Your task >> Each entry below is to be written out exactly, and the pictures are to be left out.

── Input material

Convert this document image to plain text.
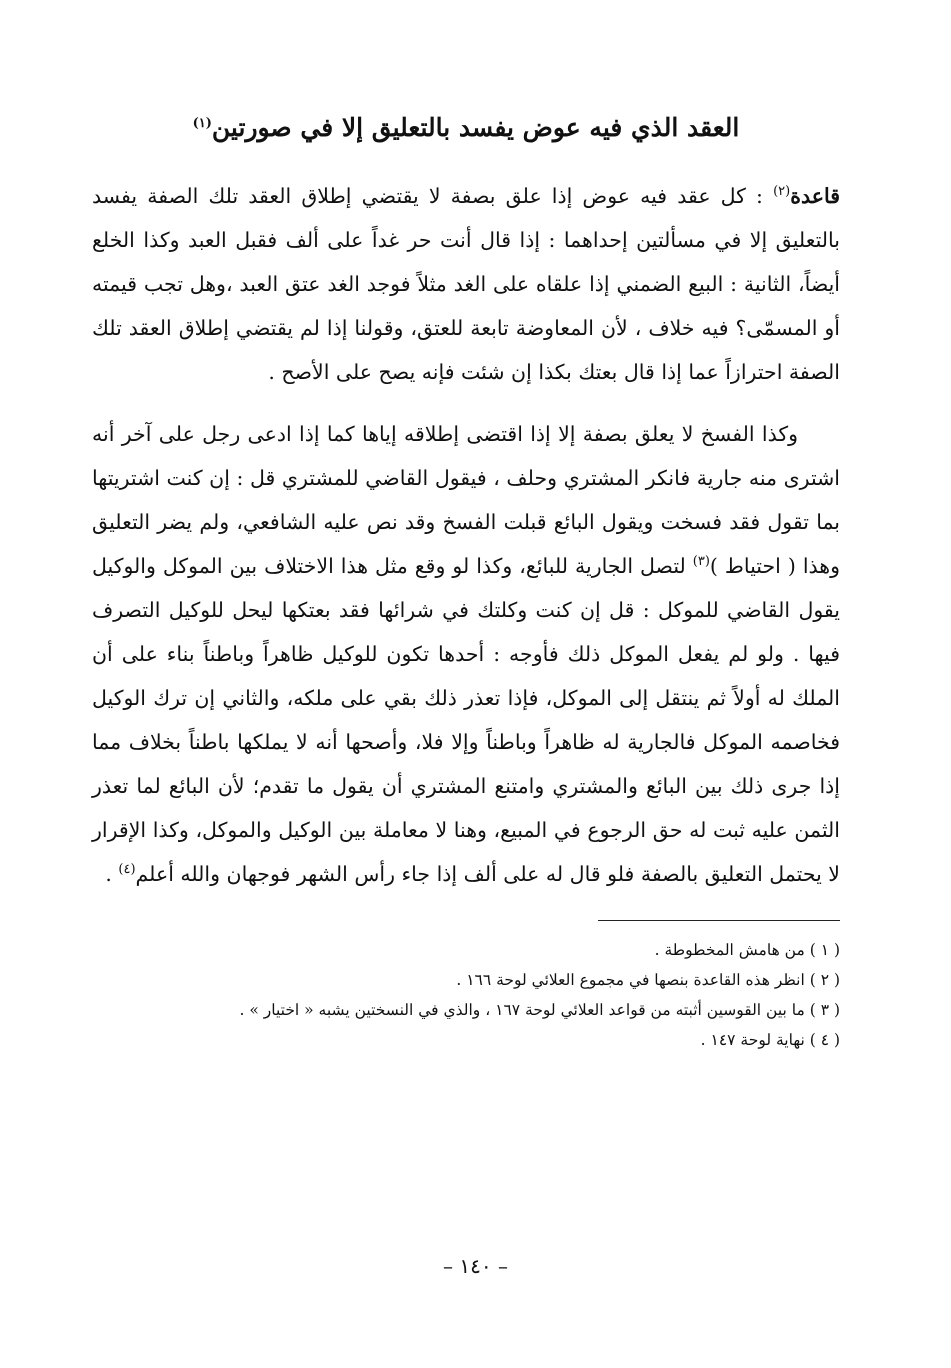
العقد الذي فيه عوض يفسد بالتعليق إلا في صورتين$^{(١)}$

قاعدة$^{(٢)}$ : كل عقد فيه عوض إذا علق بصفة لا يقتضي إطلاق العقد تلك الصفة يفسد بالتعليق إلا في مسألتين إحداهما : إذا قال أنت حر غداً على ألف فقبل العبد وكذا الخلع أيضاً، الثانية : البيع الضمني إذا علقاه على الغد مثلاً فوجد الغد عتق العبد ،وهل تجب قيمته أو المسمّى؟ فيه خلاف ، لأن المعاوضة تابعة للعتق، وقولنا إذا لم يقتضي إطلاق العقد تلك الصفة احترازاً عما إذا قال بعتك بكذا إن شئت فإنه يصح على الأصح .

وكذا الفسخ لا يعلق بصفة إلا إذا اقتضى إطلاقه إياها كما إذا ادعى رجل على آخر أنه اشترى منه جارية فانكر المشتري وحلف ، فيقول القاضي للمشتري قل : إن كنت اشتريتها بما تقول فقد فسخت ويقول البائع قبلت الفسخ وقد نص عليه الشافعي، ولم يضر التعليق وهذا ( احتياط )$^{(٣)}$ لتصل الجارية للبائع، وكذا لو وقع مثل هذا الاختلاف بين الموكل والوكيل يقول القاضي للموكل : قل إن كنت وكلتك في شرائها فقد بعتكها ليحل للوكيل التصرف فيها . ولو لم يفعل الموكل ذلك فأوجه : أحدها تكون للوكيل ظاهراً وباطناً بناء على أن الملك له أولاً ثم ينتقل إلى الموكل، فإذا تعذر ذلك بقي على ملكه، والثاني إن ترك الوكيل فخاصمه الموكل فالجارية له ظاهراً وباطناً وإلا فلا، وأصحها أنه لا يملكها باطناً بخلاف مما إذا جرى ذلك بين البائع والمشتري وامتنع المشتري أن يقول ما تقدم؛ لأن البائع لما تعذر الثمن عليه ثبت له حق الرجوع في المبيع، وهنا لا معاملة بين الوكيل والموكل، وكذا الإقرار لا يحتمل التعليق بالصفة فلو قال له على ألف إذا جاء رأس الشهر فوجهان والله أعلم$^{(٤)}$ .

( ١ ) من هامش المخطوطة .

( ٢ ) انظر هذه القاعدة بنصها في مجموع العلائي لوحة ١٦٦ .

( ٣ ) ما بين القوسين أثبته من قواعد العلائي لوحة ١٦٧ ، والذي في النسختين يشبه « اختيار » .

( ٤ ) نهاية لوحة ١٤٧ .

– ١٤٠ –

────

Answer to this task >>
Convert this document image to plain text.
العقد الذي فيه عوض يفسد بالتعليق إلا في صورتين$^{(١)}$

قاعدة$^{(٢)}$ : كل عقد فيه عوض إذا علق بصفة لا يقتضي إطلاق العقد تلك الصفة يفسد بالتعليق إلا في مسألتين إحداهما : إذا قال أنت حر غداً على ألف فقبل العبد وكذا الخلع أيضاً، الثانية : البيع الضمني إذا علقاه على الغد مثلاً فوجد الغد عتق العبد ،وهل تجب قيمته أو المسمّى؟ فيه خلاف ، لأن المعاوضة تابعة للعتق، وقولنا إذا لم يقتضي إطلاق العقد تلك الصفة احترازاً عما إذا قال بعتك بكذا إن شئت فإنه يصح على الأصح .

وكذا الفسخ لا يعلق بصفة إلا إذا اقتضى إطلاقه إياها كما إذا ادعى رجل على آخر أنه اشترى منه جارية فانكر المشتري وحلف ، فيقول القاضي للمشتري قل : إن كنت اشتريتها بما تقول فقد فسخت ويقول البائع قبلت الفسخ وقد نص عليه الشافعي، ولم يضر التعليق وهذا ( احتياط )$^{(٣)}$ لتصل الجارية للبائع، وكذا لو وقع مثل هذا الاختلاف بين الموكل والوكيل يقول القاضي للموكل : قل إن كنت وكلتك في شرائها فقد بعتكها ليحل للوكيل التصرف فيها . ولو لم يفعل الموكل ذلك فأوجه : أحدها تكون للوكيل ظاهراً وباطناً بناء على أن الملك له أولاً ثم ينتقل إلى الموكل، فإذا تعذر ذلك بقي على ملكه، والثاني إن ترك الوكيل فخاصمه الموكل فالجارية له ظاهراً وباطناً وإلا فلا، وأصحها أنه لا يملكها باطناً بخلاف مما إذا جرى ذلك بين البائع والمشتري وامتنع المشتري أن يقول ما تقدم؛ لأن البائع لما تعذر الثمن عليه ثبت له حق الرجوع في المبيع، وهنا لا معاملة بين الوكيل والموكل، وكذا الإقرار لا يحتمل التعليق بالصفة فلو قال له على ألف إذا جاء رأس الشهر فوجهان والله أعلم$^{(٤)}$ .

( ١ ) من هامش المخطوطة .

( ٢ ) انظر هذه القاعدة بنصها في مجموع العلائي لوحة ١٦٦ .

( ٣ ) ما بين القوسين أثبته من قواعد العلائي لوحة ١٦٧ ، والذي في النسختين يشبه « اختيار » .

( ٤ ) نهاية لوحة ١٤٧ .

– ١٤٠ –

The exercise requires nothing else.